**Task to complete**. Scan the records for the string "marker"; copy each line where it occurs.

**Figure record listings**.
....................
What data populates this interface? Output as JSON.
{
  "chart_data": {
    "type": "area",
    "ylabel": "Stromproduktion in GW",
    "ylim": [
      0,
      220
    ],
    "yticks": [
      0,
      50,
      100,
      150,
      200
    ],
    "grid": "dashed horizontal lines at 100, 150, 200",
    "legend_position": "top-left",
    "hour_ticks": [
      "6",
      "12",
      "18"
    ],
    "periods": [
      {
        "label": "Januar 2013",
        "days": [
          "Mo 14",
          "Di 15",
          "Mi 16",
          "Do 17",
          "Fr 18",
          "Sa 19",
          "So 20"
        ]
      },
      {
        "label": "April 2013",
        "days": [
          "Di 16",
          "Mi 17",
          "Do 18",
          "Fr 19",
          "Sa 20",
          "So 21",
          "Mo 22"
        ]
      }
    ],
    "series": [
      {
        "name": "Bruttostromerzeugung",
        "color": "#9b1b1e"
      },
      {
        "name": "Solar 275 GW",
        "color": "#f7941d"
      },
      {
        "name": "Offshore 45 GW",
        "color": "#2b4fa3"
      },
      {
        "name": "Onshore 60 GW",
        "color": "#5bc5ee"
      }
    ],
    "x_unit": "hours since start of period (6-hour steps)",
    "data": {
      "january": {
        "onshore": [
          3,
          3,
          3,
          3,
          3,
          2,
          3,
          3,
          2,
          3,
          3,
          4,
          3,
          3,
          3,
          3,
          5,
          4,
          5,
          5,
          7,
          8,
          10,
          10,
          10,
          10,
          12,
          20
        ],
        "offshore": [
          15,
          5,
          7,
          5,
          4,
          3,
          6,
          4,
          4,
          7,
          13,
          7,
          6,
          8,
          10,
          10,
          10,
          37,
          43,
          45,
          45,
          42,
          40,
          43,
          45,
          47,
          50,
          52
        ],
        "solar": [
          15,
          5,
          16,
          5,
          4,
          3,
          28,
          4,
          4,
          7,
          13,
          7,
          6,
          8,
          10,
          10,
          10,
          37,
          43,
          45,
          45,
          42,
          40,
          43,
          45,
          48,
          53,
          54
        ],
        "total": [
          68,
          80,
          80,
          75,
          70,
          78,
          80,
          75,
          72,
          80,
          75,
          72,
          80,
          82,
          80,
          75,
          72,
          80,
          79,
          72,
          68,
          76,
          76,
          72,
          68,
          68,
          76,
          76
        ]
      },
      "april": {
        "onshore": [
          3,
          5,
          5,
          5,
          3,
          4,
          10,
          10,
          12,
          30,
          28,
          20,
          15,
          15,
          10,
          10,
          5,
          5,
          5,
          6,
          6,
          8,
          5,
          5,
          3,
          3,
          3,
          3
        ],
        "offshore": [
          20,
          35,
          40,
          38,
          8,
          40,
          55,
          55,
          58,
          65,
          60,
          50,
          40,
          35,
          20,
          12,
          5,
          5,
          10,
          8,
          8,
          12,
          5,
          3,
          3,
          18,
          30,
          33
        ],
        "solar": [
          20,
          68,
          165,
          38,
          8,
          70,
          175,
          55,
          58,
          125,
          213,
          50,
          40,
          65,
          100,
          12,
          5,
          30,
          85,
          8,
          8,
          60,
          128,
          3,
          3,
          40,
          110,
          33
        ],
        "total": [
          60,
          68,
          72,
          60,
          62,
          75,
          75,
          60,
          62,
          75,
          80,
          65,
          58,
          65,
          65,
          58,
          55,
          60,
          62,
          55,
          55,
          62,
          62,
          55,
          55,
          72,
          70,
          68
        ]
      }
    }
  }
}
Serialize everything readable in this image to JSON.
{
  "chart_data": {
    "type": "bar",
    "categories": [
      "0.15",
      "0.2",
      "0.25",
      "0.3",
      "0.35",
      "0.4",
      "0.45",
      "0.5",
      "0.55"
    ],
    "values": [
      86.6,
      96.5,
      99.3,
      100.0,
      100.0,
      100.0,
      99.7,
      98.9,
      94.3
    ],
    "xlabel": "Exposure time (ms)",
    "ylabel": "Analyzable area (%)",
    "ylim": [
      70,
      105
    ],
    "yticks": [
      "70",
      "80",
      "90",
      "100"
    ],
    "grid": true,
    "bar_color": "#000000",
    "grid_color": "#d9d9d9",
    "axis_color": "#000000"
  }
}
....................
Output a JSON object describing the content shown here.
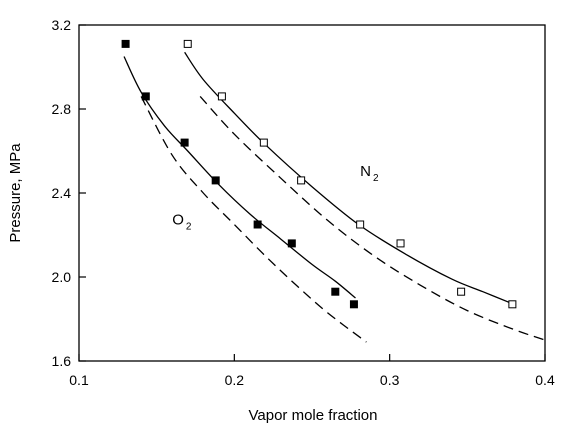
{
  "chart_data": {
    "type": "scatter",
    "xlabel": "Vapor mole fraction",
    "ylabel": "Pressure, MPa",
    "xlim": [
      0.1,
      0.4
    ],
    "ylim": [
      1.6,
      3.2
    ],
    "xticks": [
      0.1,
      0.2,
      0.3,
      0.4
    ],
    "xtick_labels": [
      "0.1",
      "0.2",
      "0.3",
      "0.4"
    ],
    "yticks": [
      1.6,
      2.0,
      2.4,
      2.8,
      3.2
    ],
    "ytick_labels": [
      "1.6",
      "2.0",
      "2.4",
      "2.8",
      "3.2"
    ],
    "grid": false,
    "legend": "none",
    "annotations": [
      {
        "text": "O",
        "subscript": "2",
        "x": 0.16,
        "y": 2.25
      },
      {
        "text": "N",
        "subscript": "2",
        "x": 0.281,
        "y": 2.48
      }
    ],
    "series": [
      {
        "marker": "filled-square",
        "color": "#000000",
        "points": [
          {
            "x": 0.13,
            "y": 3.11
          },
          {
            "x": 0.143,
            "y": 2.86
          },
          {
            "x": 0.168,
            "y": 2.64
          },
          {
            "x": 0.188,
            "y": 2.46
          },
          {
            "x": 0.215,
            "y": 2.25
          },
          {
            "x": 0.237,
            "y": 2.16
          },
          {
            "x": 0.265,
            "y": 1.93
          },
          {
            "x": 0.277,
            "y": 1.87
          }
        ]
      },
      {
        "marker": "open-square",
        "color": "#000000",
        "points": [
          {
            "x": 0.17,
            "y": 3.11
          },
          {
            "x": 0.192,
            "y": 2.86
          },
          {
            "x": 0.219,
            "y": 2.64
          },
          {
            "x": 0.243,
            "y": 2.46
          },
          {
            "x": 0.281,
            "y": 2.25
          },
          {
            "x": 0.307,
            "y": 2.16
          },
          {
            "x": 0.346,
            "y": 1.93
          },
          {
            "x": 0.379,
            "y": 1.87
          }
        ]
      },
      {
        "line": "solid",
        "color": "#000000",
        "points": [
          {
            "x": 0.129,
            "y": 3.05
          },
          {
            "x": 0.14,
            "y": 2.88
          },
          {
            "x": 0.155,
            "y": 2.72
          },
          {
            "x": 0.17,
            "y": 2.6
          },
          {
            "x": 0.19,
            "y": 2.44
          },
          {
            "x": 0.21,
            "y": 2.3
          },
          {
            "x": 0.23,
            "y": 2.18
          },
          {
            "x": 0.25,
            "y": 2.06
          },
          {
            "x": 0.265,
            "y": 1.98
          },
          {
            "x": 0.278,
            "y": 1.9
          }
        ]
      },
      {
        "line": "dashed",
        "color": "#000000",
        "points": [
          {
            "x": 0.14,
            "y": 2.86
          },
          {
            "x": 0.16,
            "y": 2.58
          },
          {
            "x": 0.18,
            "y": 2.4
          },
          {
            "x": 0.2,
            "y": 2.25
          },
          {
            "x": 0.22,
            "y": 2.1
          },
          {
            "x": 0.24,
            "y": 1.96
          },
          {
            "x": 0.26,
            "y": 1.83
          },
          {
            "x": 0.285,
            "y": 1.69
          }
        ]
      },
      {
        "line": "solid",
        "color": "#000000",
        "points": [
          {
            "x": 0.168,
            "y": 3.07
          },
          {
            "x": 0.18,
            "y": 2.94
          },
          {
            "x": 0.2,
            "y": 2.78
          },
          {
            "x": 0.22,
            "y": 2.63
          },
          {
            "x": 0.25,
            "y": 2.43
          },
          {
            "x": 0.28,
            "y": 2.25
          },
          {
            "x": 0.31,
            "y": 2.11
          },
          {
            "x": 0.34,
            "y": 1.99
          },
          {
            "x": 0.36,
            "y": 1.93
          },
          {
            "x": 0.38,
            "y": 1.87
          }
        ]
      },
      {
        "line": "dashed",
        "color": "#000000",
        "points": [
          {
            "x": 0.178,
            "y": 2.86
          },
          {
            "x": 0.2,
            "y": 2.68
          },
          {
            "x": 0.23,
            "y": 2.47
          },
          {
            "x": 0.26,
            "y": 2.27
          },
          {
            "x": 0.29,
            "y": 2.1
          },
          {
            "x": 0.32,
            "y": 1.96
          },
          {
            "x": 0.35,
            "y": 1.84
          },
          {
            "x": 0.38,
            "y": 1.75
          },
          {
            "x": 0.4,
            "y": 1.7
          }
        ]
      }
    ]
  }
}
....................
**Exercise output**.
        "marker": "filled-square",
        "marker": "open-square",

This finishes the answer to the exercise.